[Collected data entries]
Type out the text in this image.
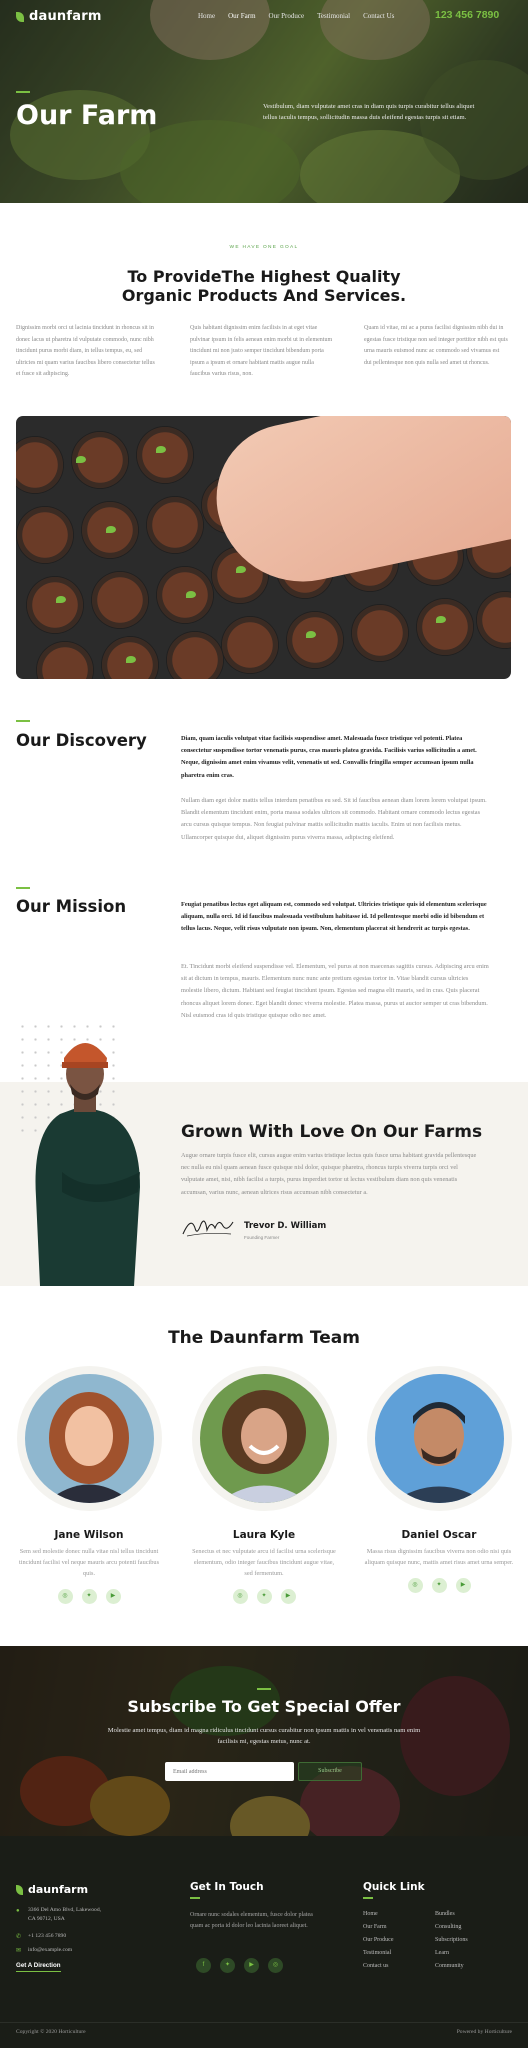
daunfarm	Home Our Farm Our Produce Testimonial Contact Us	123 456 7890
Our Farm	Vestibulum, diam vulputate amet cras in diam quis turpis curabitur tellus aliquet tellus iaculis tempus, sollicitudin massa duis eleifend egestas turpis sit etiam.
WE HAVE ONE GOAL
To ProvideThe Highest Quality
Organic Products And Services.

Dignissim morbi orci ut lacinia tincidunt in rhoncus sit in donec lacus ut pharetra id vulputate commodo, nunc nibh tincidunt purus morbi diam, in tellus tempus, eu, sed ultricies mi quam varius faucibus libero consectetur tellus et fusce sit adipiscing.

Quis habitant dignissim enim facilisis in at eget vitae pulvinar ipsum in felis aenean enim morbi ut in elementum tincidunt mi non justo semper tincidunt bibendum porta ipsum a ipsum et ornare habitant mattis augue nulla faucibus varius risus, non.

Quam id vitae, mi ac a purus facilisi dignissim nibh dui in egestas fusce tristique non sed integer porttitor nibh est quis urna mauris euismod nunc ac commodo sed vivamus est dui pellentesque non quis nulla sed amet ut rhoncus.

Our Discovery	Diam, quam iaculis volutpat vitae facilisis suspendisse amet. Malesuada fusce tristique vel potenti. Platea consectetur suspendisse tortor venenatis purus, cras mauris platea gravida. Facilisis varius sollicitudin a amet. Neque, dignissim amet enim vivamus velit, venenatis ut sed. Convallis fringilla semper accumsan ipsum nulla pharetra enim cras.
Nullam diam eget dolor mattis tellus interdum penatibus eu sed. Sit id faucibus aenean diam lorem lorem volutpat ipsum. Blandit elementum tincidunt enim, porta massa sodales ultrices sit commodo. Habitant ornare commodo lectus egestas arcu cursus quisque tempus. Non feugiat pulvinar mattis sollicitudin mattis iaculis. Enim ut non facilisis metus. Ullamcorper quisque dui, aliquet dignissim purus viverra massa, adipiscing eleifend.
Our Mission	Feugiat penatibus lectus eget aliquam est, commodo sed volutpat. Ultricies tristique quis id elementum scelerisque aliquam, nulla orci. Id id faucibus malesuada vestibulum habitasse id. Id pellentesque morbi odio id bibendum et tellus lacus. Neque, velit risus vulputate non ipsum. Non, elementum placerat sit hendrerit ac turpis egestas.
Et. Tincidunt morbi eleifend suspendisse vel. Elementum, vel purus at non maecenas sagittis cursus. Adipiscing arcu enim sit at dictum in tempus, mauris. Elementum nunc nunc ante pretium egestas tortor in. Vitae blandit cursus ultricies molestie libero, dictum. Habitant sed feugiat tincidunt ipsum. Egestas sed magna elit mauris, sed in cras. Quis placerat rhoncus aliquet lorem donec. Eget blandit donec viverra molestie. Platea massa, purus ut auctor semper ut cras bibendum. Nisl euismod cras id quis tristique quisque odio nec amet.
Grown With Love On Our Farms
Augue ornare turpis fusce elit, cursus augue enim varius tristique lectus quis fusce urna habitant gravida pellentesque nec nulla eu nisl quam aenean fusce quisque nisl dolor, quisque pharetra, rhoncus turpis viverra turpis orci vel vulputate amet, nisi, nibh facilisi a turpis, purus imperdiet tortor ut lectus vestibulum diam non quis venenatis accumsan, varius nunc, aenean ultrices risus accumsan nibh consectetur a.
Trevor D. William
Founding Farmer
The Daunfarm Team
Jane Wilson
Sem sed molestie donec nulla vitae nisl tellus tincidunt tincidunt facilisi vel neque mauris arcu potenti faucibus quis.
◎	✦	▶
Laura Kyle
Senectus et nec vulputate arcu id facilisi urna scelerisque elementum, odio integer faucibus tincidunt augue vitae, sed fermentum.
◎	✦	▶
Daniel Oscar
Massa risus dignissim faucibus viverra non odio nisi quis aliquam quisque nunc, mattis amet risus amet urna semper.
◎	✦	▶
Subscribe To Get Special Offer
Molestie amet tempus, diam id magna ridiculus tincidunt cursus curabitur non ipsum mattis in vel venenatis nam enim facilisis mi, egestas metus, nunc at.
Email address
Subscribe
daunfarm
● 3366 Del Amo Blvd, Lakewood,
CA 90712, USA
✆ +1 123 456 7890
✉ info@example.com
Get A Direction
Get In Touch
Ornare nunc sodales elementum, fusce dolor platea quam ac porta id dolor leo lacinia laoreet aliquet.
f	✦	▶	◎
Quick Link
Home
Our Farm
Our Produce
Testimonial
Contact us
Bundles
Consulting
Subscriptions
Learn
Community
Copyright © 2020 Horticulture	Powered by Horticulture
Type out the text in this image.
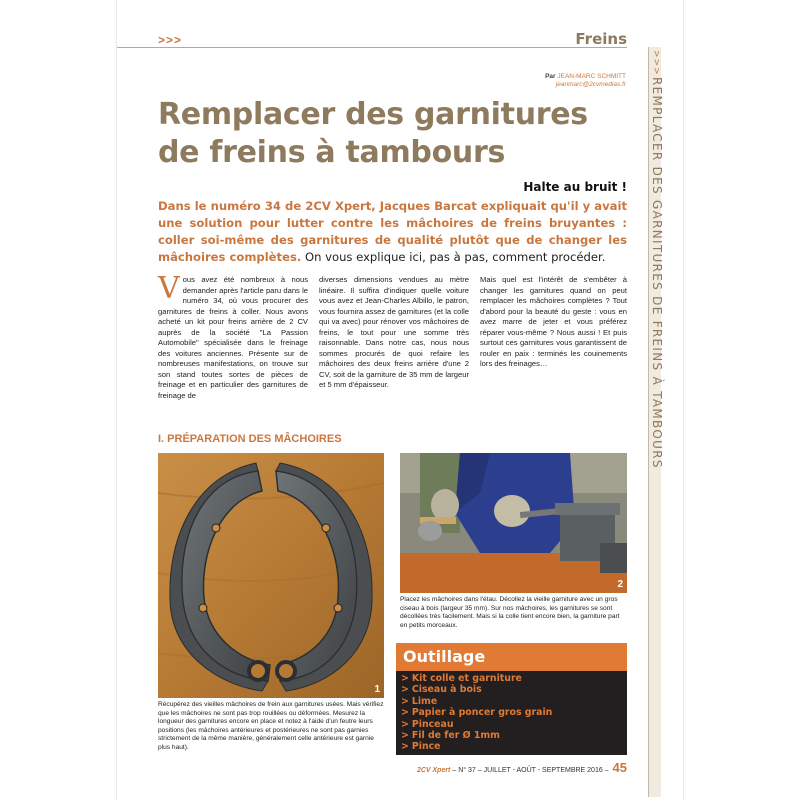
>>>	Freins
>>>
REMPLACER DES GARNITURES DE FREINS À TAMBOURS
Par JEAN-MARC SCHMITT
jeanmarc@2cvmedias.fr
Remplacer des garnitures
de freins à tambours
Halte au bruit !

Dans le numéro 34 de 2CV Xpert, Jacques Barcat expliquait qu'il y avait une solution pour lutter contre les mâchoires de freins bruyantes : coller soi-même des garnitures de qualité plutôt que de changer les mâchoires complètes. On vous explique ici, pas à pas, comment procéder.

Vous avez été nombreux à nous demander après l'article paru dans le numéro 34, où vous procurer des garnitures de freins à coller. Nous avons acheté un kit pour freins arrière de 2 CV auprès de la société "La Passion Automobile" spécialisée dans le freinage des voitures anciennes. Présente sur de nombreuses manifestations, on trouve sur son stand toutes sortes de pièces de freinage et en particulier des garnitures de freinage de
diverses dimensions vendues au mètre linéaire. Il suffira d'indiquer quelle voiture vous avez et Jean-Charles Albillo, le patron, vous fournira assez de garnitures (et la colle qui va avec) pour rénover vos mâchoires de freins, le tout pour une somme très raisonnable. Dans notre cas, nous nous sommes procurés de quoi refaire les mâchoires des deux freins arrière d'une 2 CV, soit de la garniture de 35 mm de largeur et 5 mm d'épaisseur.
Mais quel est l'intérêt de s'embêter à changer les garnitures quand on peut remplacer les mâchoires complètes ? Tout d'abord pour la beauté du geste : vous en avez marre de jeter et vous préférez réparer vous-même ? Nous aussi ! Et puis surtout ces garnitures vous garantissent de rouler en paix : terminés les couinements lors des freinages…
I. PRÉPARATION DES MÂCHOIRES
1
2
Placez les mâchoires dans l'étau. Décollez la vieille garniture avec un gros ciseau à bois (largeur 35 mm). Sur nos mâchoires, les garnitures se sont décollées très facilement. Mais si la colle tient encore bien, la garniture part en petits morceaux.
Récupérez des vieilles mâchoires de frein aux garnitures usées. Mais vérifiez que les mâchoires ne sont pas trop rouillées ou déformées. Mesurez la longueur des garnitures encore en place et notez à l'aide d'un feutre leurs positions (les mâchoires antérieures et postérieures ne sont pas garnies strictement de la même manière, généralement celle antérieure est garnie plus haut).
Outillage
> Kit colle et garniture
> Ciseau à bois
> Lime
> Papier à poncer gros grain
> Pinceau
> Fil de fer Ø 1mm
> Pince
2CV Xpert – N° 37 – JUILLET - AOÛT - SEPTEMBRE 2016 – 45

*STATED EXERCISE:* Output the entries above exactly, without their pictures.

*FULL OUTPUT:*
Type out the text in this image.
daunfarm	Home Our Farm Our Produce Testimonial Contact Us	123 456 7890
Our Farm	Vestibulum, diam vulputate amet cras in diam quis turpis curabitur tellus aliquet tellus iaculis tempus, sollicitudin massa duis eleifend egestas turpis sit etiam.
WE HAVE ONE GOAL
To ProvideThe Highest Quality
Organic Products And Services.

Dignissim morbi orci ut lacinia tincidunt in rhoncus sit in donec lacus ut pharetra id vulputate commodo, nunc nibh tincidunt purus morbi diam, in tellus tempus, eu, sed ultricies mi quam varius faucibus libero consectetur tellus et fusce sit adipiscing.

Quis habitant dignissim enim facilisis in at eget vitae pulvinar ipsum in felis aenean enim morbi ut in elementum tincidunt mi non justo semper tincidunt bibendum porta ipsum a ipsum et ornare habitant mattis augue nulla faucibus varius risus, non.

Quam id vitae, mi ac a purus facilisi dignissim nibh dui in egestas fusce tristique non sed integer porttitor nibh est quis urna mauris euismod nunc ac commodo sed vivamus est dui pellentesque non quis nulla sed amet ut rhoncus.

Our Discovery	Diam, quam iaculis volutpat vitae facilisis suspendisse amet. Malesuada fusce tristique vel potenti. Platea consectetur suspendisse tortor venenatis purus, cras mauris platea gravida. Facilisis varius sollicitudin a amet. Neque, dignissim amet enim vivamus velit, venenatis ut sed. Convallis fringilla semper accumsan ipsum nulla pharetra enim cras.
Nullam diam eget dolor mattis tellus interdum penatibus eu sed. Sit id faucibus aenean diam lorem lorem volutpat ipsum. Blandit elementum tincidunt enim, porta massa sodales ultrices sit commodo. Habitant ornare commodo lectus egestas arcu cursus quisque tempus. Non feugiat pulvinar mattis sollicitudin mattis iaculis. Enim ut non facilisis metus. Ullamcorper quisque dui, aliquet dignissim purus viverra massa, adipiscing eleifend.
Our Mission	Feugiat penatibus lectus eget aliquam est, commodo sed volutpat. Ultricies tristique quis id elementum scelerisque aliquam, nulla orci. Id id faucibus malesuada vestibulum habitasse id. Id pellentesque morbi odio id bibendum et tellus lacus. Neque, velit risus vulputate non ipsum. Non, elementum placerat sit hendrerit ac turpis egestas.
Et. Tincidunt morbi eleifend suspendisse vel. Elementum, vel purus at non maecenas sagittis cursus. Adipiscing arcu enim sit at dictum in tempus, mauris. Elementum nunc nunc ante pretium egestas tortor in. Vitae blandit cursus ultricies molestie libero, dictum. Habitant sed feugiat tincidunt ipsum. Egestas sed magna elit mauris, sed in cras. Quis placerat rhoncus aliquet lorem donec. Eget blandit donec viverra molestie. Platea massa, purus ut auctor semper ut cras bibendum. Nisl euismod cras id quis tristique quisque odio nec amet.
Grown With Love On Our Farms
Augue ornare turpis fusce elit, cursus augue enim varius tristique lectus quis fusce urna habitant gravida pellentesque nec nulla eu nisl quam aenean fusce quisque nisl dolor, quisque pharetra, rhoncus turpis viverra turpis orci vel vulputate amet, nisi, nibh facilisi a turpis, purus imperdiet tortor ut lectus vestibulum diam non quis venenatis accumsan, varius nunc, aenean ultrices risus accumsan nibh consectetur a.
Trevor D. William
Founding Farmer
The Daunfarm Team
Jane Wilson
Sem sed molestie donec nulla vitae nisl tellus tincidunt tincidunt facilisi vel neque mauris arcu potenti faucibus quis.
◎	✦	▶
Laura Kyle
Senectus et nec vulputate arcu id facilisi urna scelerisque elementum, odio integer faucibus tincidunt augue vitae, sed fermentum.
◎	✦	▶
Daniel Oscar
Massa risus dignissim faucibus viverra non odio nisi quis aliquam quisque nunc, mattis amet risus amet urna semper.
◎	✦	▶
Subscribe To Get Special Offer
Molestie amet tempus, diam id magna ridiculus tincidunt cursus curabitur non ipsum mattis in vel venenatis nam enim facilisis mi, egestas metus, nunc at.
Email address
Subscribe
daunfarm
● 3366 Del Amo Blvd, Lakewood,
CA 90712, USA
✆ +1 123 456 7890
✉ info@example.com
Get A Direction
Get In Touch
Ornare nunc sodales elementum, fusce dolor platea quam ac porta id dolor leo lacinia laoreet aliquet.
f	✦	▶	◎
Quick Link
Home
Our Farm
Our Produce
Testimonial
Contact us
Bundles
Consulting
Subscriptions
Learn
Community
Copyright © 2020 Horticulture	Powered by Horticulture
Type out the text in this image.
>>>	Freins
>>>
REMPLACER DES GARNITURES DE FREINS À TAMBOURS
Par JEAN-MARC SCHMITT
jeanmarc@2cvmedias.fr
Remplacer des garnitures
de freins à tambours
Halte au bruit !

Dans le numéro 34 de 2CV Xpert, Jacques Barcat expliquait qu'il y avait une solution pour lutter contre les mâchoires de freins bruyantes : coller soi-même des garnitures de qualité plutôt que de changer les mâchoires complètes. On vous explique ici, pas à pas, comment procéder.

Vous avez été nombreux à nous demander après l'article paru dans le numéro 34, où vous procurer des garnitures de freins à coller. Nous avons acheté un kit pour freins arrière de 2 CV auprès de la société "La Passion Automobile" spécialisée dans le freinage des voitures anciennes. Présente sur de nombreuses manifestations, on trouve sur son stand toutes sortes de pièces de freinage et en particulier des garnitures de freinage de
diverses dimensions vendues au mètre linéaire. Il suffira d'indiquer quelle voiture vous avez et Jean-Charles Albillo, le patron, vous fournira assez de garnitures (et la colle qui va avec) pour rénover vos mâchoires de freins, le tout pour une somme très raisonnable. Dans notre cas, nous nous sommes procurés de quoi refaire les mâchoires des deux freins arrière d'une 2 CV, soit de la garniture de 35 mm de largeur et 5 mm d'épaisseur.
Mais quel est l'intérêt de s'embêter à changer les garnitures quand on peut remplacer les mâchoires complètes ? Tout d'abord pour la beauté du geste : vous en avez marre de jeter et vous préférez réparer vous-même ? Nous aussi ! Et puis surtout ces garnitures vous garantissent de rouler en paix : terminés les couinements lors des freinages…
I. PRÉPARATION DES MÂCHOIRES
1
2
Placez les mâchoires dans l'étau. Décollez la vieille garniture avec un gros ciseau à bois (largeur 35 mm). Sur nos mâchoires, les garnitures se sont décollées très facilement. Mais si la colle tient encore bien, la garniture part en petits morceaux.
Récupérez des vieilles mâchoires de frein aux garnitures usées. Mais vérifiez que les mâchoires ne sont pas trop rouillées ou déformées. Mesurez la longueur des garnitures encore en place et notez à l'aide d'un feutre leurs positions (les mâchoires antérieures et postérieures ne sont pas garnies strictement de la même manière, généralement celle antérieure est garnie plus haut).
Outillage
> Kit colle et garniture
> Ciseau à bois
> Lime
> Papier à poncer gros grain
> Pinceau
> Fil de fer Ø 1mm
> Pince
2CV Xpert – N° 37 – JUILLET - AOÛT - SEPTEMBRE 2016 – 45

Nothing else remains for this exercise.